▶ **WHAT TO WORK ON**:
Copy, in full, each line of the material that holds the word "time".

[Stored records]
----------------

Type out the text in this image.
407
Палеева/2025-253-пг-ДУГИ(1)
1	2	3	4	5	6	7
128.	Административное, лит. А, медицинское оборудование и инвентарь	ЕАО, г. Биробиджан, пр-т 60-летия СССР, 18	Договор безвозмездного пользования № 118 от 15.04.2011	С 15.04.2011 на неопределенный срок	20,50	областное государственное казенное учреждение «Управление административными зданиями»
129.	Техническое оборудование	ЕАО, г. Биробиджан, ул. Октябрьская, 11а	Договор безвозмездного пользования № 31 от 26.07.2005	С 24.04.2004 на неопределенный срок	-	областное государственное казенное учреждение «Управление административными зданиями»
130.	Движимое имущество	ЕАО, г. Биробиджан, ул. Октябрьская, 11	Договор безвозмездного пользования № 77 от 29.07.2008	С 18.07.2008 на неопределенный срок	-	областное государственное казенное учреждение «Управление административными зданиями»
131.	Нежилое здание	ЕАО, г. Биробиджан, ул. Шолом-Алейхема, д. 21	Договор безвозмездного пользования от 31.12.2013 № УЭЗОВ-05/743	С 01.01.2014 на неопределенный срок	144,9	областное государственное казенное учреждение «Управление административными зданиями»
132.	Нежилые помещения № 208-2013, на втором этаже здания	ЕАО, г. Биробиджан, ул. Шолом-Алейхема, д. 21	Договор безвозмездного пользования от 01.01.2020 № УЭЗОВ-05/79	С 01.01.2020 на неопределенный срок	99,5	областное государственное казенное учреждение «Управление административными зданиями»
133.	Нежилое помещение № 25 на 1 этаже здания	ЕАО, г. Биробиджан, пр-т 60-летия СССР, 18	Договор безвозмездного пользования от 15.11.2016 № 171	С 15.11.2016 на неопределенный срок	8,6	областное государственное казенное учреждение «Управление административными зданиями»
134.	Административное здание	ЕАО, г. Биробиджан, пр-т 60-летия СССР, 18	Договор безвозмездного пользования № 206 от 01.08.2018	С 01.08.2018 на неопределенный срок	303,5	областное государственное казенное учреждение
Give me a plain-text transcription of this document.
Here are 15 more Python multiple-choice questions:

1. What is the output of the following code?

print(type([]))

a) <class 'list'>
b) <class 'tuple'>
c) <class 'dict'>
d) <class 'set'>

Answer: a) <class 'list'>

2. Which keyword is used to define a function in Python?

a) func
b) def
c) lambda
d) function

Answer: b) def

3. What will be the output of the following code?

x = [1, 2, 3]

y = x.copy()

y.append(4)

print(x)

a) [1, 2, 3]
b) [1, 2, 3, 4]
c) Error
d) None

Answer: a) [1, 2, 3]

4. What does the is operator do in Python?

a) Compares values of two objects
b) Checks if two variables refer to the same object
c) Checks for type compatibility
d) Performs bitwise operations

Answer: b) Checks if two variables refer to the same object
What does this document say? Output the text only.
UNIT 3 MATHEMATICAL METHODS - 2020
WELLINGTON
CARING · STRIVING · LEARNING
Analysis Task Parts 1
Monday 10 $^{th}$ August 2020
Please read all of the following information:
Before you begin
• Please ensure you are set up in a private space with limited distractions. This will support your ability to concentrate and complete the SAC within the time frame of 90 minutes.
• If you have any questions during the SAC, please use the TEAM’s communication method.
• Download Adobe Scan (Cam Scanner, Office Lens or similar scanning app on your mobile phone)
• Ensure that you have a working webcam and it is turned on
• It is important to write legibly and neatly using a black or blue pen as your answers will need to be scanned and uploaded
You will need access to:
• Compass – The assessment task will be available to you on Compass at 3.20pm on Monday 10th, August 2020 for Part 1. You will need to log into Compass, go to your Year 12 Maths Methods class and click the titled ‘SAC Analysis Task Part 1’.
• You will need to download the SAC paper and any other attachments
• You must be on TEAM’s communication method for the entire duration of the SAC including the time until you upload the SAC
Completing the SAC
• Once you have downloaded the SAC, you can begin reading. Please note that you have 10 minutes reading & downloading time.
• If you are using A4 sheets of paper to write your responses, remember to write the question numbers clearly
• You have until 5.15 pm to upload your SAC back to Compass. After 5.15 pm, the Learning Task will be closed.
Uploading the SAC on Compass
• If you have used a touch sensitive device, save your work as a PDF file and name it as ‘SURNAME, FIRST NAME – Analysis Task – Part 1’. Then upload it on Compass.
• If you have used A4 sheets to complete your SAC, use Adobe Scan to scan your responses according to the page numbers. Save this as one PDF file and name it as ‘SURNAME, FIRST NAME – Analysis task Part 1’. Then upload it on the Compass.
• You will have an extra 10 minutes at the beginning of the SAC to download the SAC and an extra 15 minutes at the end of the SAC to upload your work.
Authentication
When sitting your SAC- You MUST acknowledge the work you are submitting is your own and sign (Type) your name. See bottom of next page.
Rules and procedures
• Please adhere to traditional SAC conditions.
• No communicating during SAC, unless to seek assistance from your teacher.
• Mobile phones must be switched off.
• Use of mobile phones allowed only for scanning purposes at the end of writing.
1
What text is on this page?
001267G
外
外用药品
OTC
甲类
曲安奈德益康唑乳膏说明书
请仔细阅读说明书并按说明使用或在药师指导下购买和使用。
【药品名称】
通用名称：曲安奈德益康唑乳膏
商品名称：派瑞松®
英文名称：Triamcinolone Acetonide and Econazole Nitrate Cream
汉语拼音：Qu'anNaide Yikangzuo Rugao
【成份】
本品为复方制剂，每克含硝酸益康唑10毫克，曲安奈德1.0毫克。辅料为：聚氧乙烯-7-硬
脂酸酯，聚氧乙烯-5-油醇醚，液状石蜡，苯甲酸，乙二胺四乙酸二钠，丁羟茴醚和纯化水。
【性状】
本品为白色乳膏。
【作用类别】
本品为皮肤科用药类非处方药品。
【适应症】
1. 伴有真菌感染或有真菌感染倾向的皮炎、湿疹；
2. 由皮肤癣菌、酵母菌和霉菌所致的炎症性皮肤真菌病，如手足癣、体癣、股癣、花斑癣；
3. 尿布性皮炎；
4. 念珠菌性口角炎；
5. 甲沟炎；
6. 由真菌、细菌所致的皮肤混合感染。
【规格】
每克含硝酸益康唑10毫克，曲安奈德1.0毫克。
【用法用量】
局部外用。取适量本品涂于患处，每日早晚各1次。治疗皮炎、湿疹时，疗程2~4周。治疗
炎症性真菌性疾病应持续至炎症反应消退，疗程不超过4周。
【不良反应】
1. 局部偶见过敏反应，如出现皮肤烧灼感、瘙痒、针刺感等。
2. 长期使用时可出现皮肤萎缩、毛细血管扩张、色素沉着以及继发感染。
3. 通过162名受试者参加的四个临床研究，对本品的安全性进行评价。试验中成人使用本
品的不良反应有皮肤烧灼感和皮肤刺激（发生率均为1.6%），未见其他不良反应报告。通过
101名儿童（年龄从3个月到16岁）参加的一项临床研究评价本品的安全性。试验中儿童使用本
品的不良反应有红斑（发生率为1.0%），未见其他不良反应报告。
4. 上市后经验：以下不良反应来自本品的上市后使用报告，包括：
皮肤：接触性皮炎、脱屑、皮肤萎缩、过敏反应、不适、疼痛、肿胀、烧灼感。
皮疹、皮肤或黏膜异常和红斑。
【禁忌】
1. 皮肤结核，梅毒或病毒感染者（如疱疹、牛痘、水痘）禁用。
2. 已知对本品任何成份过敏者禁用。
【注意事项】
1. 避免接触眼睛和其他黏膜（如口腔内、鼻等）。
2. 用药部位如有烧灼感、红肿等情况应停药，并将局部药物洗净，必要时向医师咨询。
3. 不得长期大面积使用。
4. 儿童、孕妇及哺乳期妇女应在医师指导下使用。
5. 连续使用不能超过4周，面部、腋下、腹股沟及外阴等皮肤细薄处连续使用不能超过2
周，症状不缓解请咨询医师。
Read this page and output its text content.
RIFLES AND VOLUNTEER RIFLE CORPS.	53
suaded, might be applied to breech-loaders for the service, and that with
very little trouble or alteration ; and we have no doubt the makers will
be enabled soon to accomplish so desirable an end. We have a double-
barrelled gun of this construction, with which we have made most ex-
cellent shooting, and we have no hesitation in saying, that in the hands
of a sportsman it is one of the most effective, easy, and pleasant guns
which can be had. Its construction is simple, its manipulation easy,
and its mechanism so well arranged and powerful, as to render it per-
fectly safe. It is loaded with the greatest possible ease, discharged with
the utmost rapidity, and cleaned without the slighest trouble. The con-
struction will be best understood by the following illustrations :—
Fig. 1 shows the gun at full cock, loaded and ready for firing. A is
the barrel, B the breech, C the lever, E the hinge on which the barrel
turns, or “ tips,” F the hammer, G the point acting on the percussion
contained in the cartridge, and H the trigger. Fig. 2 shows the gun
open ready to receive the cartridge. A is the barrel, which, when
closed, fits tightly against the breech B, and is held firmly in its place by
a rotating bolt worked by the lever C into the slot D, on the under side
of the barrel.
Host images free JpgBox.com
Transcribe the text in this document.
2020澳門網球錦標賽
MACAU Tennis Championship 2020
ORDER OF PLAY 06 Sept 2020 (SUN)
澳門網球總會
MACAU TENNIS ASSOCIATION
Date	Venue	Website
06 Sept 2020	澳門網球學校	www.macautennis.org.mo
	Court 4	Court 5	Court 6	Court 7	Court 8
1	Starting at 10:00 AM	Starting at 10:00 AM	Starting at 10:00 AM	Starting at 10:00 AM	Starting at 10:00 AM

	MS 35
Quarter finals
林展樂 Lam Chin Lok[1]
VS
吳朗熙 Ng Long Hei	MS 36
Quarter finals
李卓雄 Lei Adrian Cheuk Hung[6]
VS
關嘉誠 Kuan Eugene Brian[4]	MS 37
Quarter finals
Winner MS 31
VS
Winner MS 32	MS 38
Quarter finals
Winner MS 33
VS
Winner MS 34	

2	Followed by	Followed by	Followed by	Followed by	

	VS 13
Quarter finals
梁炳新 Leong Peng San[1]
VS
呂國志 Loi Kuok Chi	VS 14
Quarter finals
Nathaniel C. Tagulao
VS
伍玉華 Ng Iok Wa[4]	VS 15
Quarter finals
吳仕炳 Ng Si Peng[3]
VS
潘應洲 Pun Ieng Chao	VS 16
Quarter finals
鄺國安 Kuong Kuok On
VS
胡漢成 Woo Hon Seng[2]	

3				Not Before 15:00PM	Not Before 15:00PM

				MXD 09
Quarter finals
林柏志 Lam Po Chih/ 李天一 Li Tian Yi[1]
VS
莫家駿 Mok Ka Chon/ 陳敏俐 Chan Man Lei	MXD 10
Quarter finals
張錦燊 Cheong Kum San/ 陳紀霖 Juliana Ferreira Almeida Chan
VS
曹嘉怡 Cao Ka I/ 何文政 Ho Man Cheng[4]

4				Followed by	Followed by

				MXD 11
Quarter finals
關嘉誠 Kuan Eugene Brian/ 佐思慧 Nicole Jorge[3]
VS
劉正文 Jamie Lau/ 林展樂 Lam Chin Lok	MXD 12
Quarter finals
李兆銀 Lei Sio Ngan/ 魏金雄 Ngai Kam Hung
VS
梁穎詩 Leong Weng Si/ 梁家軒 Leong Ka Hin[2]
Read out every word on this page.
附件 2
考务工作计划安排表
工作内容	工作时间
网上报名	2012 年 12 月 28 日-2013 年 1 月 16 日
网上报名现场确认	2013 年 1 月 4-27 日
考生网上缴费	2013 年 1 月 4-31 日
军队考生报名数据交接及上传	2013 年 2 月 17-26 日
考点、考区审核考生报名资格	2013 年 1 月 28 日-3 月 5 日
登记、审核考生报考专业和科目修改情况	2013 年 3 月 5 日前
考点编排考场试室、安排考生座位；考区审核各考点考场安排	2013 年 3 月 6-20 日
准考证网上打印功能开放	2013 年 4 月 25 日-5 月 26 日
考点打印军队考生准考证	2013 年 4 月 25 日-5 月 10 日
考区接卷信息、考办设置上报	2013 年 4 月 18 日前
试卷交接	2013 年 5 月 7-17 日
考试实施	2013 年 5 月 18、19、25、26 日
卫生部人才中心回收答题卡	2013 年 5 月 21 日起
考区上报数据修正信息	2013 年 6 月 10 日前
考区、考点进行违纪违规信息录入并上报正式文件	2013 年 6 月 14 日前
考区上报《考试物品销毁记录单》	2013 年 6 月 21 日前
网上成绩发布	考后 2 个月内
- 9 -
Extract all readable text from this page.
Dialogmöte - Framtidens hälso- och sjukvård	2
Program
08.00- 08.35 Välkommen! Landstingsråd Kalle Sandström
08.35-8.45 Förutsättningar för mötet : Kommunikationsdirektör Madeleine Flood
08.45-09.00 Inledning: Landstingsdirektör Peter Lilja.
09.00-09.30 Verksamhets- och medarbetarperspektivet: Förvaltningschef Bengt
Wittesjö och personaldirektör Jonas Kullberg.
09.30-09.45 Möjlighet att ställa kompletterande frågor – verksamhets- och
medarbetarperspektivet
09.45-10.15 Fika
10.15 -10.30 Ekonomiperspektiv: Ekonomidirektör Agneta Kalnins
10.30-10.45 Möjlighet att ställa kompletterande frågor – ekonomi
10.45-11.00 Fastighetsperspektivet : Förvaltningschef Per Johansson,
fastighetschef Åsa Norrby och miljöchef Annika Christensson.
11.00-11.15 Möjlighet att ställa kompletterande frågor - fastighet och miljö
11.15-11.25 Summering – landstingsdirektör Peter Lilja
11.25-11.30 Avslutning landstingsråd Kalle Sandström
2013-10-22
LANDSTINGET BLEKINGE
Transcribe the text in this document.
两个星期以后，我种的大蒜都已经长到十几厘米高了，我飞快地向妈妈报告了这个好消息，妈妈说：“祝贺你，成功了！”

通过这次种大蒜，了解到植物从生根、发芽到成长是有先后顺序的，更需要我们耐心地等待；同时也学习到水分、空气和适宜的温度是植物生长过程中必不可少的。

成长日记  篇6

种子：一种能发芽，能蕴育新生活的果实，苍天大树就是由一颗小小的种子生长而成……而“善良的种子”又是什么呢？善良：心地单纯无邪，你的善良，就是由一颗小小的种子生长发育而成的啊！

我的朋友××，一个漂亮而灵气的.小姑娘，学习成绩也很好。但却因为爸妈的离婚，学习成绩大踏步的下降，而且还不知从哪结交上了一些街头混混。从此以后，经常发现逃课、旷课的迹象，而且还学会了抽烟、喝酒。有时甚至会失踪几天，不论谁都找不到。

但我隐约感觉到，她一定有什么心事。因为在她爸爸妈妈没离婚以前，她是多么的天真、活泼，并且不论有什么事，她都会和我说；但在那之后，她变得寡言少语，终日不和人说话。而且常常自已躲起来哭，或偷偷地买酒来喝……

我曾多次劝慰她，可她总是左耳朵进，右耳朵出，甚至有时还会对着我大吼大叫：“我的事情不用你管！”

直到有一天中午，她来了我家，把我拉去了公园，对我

----------------

▶ **THE REPLY**:
• Please ensure you are set up in a private space with limited distractions. This will support your ability to concentrate and complete the SAC within the time frame of 90 minutes.
• You must be on TEAM’s communication method for the entire duration of the SAC including the time until you upload the SAC
• Once you have downloaded the SAC, you can begin reading. Please note that you have 10 minutes reading & downloading time.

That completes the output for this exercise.